[Records excerpted from a collection]
·····

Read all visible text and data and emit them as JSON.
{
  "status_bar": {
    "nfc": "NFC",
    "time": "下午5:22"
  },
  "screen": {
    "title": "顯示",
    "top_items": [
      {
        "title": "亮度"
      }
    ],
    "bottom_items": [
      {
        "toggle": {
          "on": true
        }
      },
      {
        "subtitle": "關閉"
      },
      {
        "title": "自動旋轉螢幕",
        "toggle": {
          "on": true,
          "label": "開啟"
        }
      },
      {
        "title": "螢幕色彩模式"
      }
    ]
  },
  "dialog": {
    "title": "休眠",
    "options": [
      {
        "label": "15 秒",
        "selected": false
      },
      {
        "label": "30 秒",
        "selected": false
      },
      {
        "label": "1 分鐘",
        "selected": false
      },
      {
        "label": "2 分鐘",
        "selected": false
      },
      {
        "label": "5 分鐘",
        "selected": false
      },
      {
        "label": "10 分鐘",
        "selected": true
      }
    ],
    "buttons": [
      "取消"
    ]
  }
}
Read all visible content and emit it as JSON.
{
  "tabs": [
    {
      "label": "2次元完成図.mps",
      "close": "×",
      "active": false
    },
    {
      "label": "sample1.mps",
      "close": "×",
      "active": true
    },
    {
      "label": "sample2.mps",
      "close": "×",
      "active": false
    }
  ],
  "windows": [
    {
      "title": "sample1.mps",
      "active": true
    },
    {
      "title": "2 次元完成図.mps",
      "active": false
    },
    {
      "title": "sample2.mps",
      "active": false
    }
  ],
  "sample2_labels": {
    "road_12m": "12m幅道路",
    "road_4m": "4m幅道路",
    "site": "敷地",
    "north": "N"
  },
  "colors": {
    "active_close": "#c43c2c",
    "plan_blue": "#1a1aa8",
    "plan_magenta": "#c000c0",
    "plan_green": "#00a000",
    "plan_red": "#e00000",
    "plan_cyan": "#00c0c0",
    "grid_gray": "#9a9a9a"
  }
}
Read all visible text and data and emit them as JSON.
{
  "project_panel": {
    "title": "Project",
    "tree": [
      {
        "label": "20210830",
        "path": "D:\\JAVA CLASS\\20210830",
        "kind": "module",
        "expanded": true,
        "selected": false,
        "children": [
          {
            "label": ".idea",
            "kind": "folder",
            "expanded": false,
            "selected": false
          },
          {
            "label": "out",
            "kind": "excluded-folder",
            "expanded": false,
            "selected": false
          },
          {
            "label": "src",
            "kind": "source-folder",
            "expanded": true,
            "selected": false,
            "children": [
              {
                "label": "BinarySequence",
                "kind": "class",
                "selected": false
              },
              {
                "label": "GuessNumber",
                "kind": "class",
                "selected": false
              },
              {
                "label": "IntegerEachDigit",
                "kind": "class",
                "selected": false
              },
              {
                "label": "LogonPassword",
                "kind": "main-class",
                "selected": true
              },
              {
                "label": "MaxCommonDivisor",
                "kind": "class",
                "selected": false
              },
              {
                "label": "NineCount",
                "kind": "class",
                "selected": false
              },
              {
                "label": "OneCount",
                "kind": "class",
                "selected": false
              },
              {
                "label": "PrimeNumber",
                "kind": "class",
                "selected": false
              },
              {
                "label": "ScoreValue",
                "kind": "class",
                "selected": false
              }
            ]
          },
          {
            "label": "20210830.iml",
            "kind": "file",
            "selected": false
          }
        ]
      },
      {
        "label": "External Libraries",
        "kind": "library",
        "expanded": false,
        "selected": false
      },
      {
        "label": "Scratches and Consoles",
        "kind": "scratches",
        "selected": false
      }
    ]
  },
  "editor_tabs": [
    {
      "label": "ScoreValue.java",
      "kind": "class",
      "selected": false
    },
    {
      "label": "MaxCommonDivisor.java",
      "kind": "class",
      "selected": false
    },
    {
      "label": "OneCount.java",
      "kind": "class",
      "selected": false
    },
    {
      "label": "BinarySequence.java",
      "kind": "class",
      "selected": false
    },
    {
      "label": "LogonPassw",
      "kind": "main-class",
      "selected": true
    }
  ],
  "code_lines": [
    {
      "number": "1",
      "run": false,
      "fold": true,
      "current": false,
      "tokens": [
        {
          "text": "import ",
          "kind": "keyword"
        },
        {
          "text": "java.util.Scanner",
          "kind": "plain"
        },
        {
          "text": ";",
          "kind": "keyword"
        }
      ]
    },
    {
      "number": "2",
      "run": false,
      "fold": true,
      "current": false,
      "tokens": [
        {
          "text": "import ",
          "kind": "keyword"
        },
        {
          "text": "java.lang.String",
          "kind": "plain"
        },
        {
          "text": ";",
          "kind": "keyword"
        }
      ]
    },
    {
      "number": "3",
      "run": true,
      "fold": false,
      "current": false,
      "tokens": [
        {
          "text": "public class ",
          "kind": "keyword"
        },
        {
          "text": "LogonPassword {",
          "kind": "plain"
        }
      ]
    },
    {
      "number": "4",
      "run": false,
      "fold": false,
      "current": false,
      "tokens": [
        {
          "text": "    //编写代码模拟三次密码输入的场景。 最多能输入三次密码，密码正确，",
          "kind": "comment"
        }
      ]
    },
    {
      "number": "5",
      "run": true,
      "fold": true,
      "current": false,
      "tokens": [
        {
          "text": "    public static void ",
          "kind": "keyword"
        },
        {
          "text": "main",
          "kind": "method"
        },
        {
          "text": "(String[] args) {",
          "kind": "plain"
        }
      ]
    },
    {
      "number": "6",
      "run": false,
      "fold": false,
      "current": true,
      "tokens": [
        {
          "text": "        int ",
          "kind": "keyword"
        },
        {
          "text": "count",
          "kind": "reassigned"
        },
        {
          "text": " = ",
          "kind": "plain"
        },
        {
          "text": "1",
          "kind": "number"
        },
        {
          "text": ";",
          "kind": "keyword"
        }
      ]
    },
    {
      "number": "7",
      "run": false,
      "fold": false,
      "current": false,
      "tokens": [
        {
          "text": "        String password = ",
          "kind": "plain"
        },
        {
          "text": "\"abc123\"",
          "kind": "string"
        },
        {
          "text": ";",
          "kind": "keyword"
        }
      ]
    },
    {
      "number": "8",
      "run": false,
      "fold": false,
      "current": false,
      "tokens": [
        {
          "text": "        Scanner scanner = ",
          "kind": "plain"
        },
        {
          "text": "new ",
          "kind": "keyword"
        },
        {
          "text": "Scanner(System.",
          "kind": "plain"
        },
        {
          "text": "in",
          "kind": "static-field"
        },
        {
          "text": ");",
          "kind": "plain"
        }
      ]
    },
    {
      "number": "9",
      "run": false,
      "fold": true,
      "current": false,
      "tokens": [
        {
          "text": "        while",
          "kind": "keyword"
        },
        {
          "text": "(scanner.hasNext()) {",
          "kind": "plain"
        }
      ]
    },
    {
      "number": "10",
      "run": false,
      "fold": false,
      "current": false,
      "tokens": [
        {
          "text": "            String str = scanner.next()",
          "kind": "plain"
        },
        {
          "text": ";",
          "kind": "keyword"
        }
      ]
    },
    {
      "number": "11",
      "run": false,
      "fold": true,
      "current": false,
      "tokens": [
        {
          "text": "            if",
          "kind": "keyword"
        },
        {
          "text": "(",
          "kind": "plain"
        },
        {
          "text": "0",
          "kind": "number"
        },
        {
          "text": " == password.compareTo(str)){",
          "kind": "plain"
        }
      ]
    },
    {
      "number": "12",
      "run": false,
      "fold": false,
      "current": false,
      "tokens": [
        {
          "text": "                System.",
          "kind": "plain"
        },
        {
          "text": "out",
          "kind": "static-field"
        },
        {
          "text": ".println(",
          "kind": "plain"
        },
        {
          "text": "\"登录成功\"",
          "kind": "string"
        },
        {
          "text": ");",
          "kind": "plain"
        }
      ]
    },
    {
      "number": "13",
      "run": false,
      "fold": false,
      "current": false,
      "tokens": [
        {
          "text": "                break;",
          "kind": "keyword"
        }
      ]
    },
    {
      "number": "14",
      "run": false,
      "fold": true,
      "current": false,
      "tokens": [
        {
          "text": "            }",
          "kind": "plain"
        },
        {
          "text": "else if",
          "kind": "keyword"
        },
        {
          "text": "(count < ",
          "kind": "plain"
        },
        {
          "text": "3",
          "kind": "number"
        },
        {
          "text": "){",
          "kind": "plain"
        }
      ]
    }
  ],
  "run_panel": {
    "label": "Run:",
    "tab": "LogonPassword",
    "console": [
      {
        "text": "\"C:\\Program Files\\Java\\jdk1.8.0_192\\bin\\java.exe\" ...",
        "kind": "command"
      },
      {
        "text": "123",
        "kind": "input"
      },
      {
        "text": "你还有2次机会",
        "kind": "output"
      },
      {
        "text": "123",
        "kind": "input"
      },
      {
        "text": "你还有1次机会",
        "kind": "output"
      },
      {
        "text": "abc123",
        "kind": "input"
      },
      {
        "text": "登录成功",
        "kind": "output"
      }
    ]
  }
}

·····

Written problem —
Read through the data and copy every line where "folder" shows up.

Exercise output —
            "kind": "folder",
            "kind": "excluded-folder",
            "kind": "source-folder",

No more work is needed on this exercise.